— Job —
Track down every line below that holds "this" and copy it.

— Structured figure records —
────
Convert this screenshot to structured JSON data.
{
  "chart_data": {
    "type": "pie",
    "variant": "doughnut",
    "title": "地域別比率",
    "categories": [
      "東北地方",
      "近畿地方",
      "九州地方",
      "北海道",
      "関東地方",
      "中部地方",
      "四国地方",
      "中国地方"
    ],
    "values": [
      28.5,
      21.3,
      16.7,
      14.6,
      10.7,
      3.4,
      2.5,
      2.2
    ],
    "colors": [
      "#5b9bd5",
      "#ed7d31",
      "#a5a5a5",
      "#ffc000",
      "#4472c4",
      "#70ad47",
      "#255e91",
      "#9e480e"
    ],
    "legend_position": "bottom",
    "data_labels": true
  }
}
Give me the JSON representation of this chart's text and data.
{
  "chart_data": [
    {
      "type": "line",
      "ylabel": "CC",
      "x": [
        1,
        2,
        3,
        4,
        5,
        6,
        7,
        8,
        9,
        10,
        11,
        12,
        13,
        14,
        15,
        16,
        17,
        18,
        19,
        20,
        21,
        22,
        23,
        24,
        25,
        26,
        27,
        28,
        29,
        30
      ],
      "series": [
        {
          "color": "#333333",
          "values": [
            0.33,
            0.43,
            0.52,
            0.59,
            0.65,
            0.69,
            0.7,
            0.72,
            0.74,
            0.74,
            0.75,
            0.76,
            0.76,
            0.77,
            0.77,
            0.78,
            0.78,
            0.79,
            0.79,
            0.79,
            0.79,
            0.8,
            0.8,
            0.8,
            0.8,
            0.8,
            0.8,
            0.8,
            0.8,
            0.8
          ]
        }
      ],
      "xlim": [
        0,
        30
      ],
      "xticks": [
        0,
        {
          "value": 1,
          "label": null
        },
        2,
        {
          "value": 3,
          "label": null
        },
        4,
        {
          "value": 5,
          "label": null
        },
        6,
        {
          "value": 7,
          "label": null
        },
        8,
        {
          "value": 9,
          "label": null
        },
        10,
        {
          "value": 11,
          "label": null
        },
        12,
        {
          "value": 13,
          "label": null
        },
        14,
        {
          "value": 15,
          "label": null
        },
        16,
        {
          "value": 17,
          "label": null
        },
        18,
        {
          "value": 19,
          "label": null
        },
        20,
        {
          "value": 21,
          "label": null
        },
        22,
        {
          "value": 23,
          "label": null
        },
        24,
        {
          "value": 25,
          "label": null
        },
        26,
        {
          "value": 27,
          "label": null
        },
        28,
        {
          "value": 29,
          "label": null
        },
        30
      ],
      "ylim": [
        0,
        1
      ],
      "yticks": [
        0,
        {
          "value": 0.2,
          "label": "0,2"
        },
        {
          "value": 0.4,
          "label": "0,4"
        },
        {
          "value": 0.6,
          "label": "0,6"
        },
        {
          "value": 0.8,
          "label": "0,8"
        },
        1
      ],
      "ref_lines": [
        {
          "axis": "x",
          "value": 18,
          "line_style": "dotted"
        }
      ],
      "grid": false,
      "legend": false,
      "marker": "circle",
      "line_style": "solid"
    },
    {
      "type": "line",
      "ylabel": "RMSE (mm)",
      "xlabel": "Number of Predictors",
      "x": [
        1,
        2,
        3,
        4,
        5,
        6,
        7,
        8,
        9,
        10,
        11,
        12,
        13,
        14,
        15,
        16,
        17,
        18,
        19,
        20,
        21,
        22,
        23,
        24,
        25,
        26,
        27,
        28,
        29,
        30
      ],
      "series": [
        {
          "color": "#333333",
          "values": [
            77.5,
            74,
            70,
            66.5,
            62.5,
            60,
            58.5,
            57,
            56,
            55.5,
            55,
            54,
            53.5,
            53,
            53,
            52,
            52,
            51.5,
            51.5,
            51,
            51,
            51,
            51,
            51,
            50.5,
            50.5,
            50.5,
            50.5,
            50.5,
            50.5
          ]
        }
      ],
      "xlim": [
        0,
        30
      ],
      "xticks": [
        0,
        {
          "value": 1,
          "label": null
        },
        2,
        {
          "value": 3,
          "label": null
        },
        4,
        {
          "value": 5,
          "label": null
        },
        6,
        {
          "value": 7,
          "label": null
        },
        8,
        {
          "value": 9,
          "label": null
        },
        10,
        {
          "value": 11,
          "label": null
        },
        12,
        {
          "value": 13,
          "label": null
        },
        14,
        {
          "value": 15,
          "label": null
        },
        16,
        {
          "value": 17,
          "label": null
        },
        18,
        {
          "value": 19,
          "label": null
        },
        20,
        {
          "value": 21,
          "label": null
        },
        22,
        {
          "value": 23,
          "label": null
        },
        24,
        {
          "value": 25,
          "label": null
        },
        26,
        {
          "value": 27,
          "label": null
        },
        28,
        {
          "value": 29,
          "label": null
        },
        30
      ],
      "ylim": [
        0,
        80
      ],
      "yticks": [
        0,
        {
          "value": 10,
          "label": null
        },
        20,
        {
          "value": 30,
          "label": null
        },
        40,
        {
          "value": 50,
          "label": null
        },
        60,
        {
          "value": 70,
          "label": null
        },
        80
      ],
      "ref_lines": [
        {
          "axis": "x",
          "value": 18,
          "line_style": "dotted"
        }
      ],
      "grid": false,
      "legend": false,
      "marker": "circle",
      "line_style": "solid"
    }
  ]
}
────
— Expected output —
Convert this screenshot to structured JSON data.
Give me the JSON representation of this chart's text and data.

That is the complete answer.